* Problem to work on: Word for word, transcribe the lines below and drop the pictures.

— BEGIN —

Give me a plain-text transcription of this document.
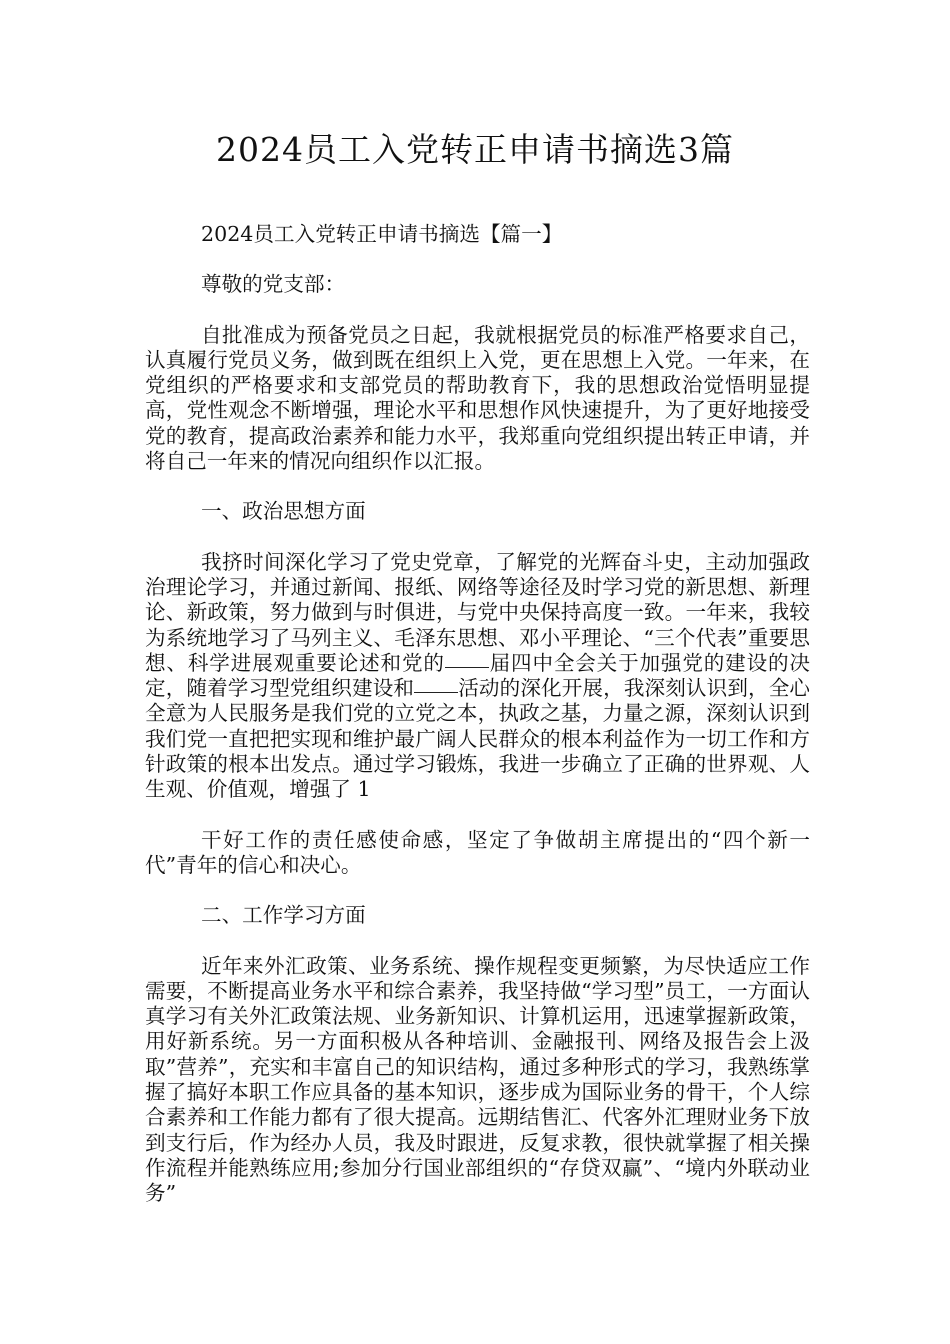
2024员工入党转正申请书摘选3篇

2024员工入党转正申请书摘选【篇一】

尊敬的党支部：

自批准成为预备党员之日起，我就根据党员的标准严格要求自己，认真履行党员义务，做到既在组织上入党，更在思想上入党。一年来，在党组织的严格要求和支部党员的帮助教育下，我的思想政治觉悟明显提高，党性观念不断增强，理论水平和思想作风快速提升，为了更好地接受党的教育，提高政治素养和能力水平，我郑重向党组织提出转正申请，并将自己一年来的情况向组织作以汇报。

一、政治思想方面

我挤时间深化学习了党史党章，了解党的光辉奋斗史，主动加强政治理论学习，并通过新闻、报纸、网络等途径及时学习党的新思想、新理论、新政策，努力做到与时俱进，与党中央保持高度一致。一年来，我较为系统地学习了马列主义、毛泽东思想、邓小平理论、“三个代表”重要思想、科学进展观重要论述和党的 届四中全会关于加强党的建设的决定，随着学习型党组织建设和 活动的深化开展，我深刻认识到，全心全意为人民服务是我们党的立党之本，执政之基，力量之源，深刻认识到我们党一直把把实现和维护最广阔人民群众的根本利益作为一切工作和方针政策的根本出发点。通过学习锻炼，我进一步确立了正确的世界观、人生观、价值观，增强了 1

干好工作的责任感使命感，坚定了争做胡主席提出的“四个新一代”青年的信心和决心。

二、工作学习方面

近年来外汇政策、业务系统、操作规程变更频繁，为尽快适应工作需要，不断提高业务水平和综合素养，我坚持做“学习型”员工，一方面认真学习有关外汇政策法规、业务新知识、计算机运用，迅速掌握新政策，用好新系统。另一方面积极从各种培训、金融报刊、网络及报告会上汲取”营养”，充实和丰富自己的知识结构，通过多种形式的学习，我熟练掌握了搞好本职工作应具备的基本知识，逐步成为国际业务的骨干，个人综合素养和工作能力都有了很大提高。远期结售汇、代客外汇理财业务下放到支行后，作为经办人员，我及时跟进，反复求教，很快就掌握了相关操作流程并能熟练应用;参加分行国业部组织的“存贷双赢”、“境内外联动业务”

— END —

* Result of the task:
Give me a plain-text transcription of this document.
2024员工入党转正申请书摘选3篇

2024员工入党转正申请书摘选【篇一】

尊敬的党支部：

自批准成为预备党员之日起，我就根据党员的标准严格要求自己，认真履行党员义务，做到既在组织上入党，更在思想上入党。一年来，在党组织的严格要求和支部党员的帮助教育下，我的思想政治觉悟明显提高，党性观念不断增强，理论水平和思想作风快速提升，为了更好地接受党的教育，提高政治素养和能力水平，我郑重向党组织提出转正申请，并将自己一年来的情况向组织作以汇报。

一、政治思想方面

我挤时间深化学习了党史党章，了解党的光辉奋斗史，主动加强政治理论学习，并通过新闻、报纸、网络等途径及时学习党的新思想、新理论、新政策，努力做到与时俱进，与党中央保持高度一致。一年来，我较为系统地学习了马列主义、毛泽东思想、邓小平理论、“三个代表”重要思想、科学进展观重要论述和党的 届四中全会关于加强党的建设的决定，随着学习型党组织建设和 活动的深化开展，我深刻认识到，全心全意为人民服务是我们党的立党之本，执政之基，力量之源，深刻认识到我们党一直把把实现和维护最广阔人民群众的根本利益作为一切工作和方针政策的根本出发点。通过学习锻炼，我进一步确立了正确的世界观、人生观、价值观，增强了 1

干好工作的责任感使命感，坚定了争做胡主席提出的“四个新一代”青年的信心和决心。

二、工作学习方面

近年来外汇政策、业务系统、操作规程变更频繁，为尽快适应工作需要，不断提高业务水平和综合素养，我坚持做“学习型”员工，一方面认真学习有关外汇政策法规、业务新知识、计算机运用，迅速掌握新政策，用好新系统。另一方面积极从各种培训、金融报刊、网络及报告会上汲取”营养”，充实和丰富自己的知识结构，通过多种形式的学习，我熟练掌握了搞好本职工作应具备的基本知识，逐步成为国际业务的骨干，个人综合素养和工作能力都有了很大提高。远期结售汇、代客外汇理财业务下放到支行后，作为经办人员，我及时跟进，反复求教，很快就掌握了相关操作流程并能熟练应用;参加分行国业部组织的“存贷双赢”、“境内外联动业务”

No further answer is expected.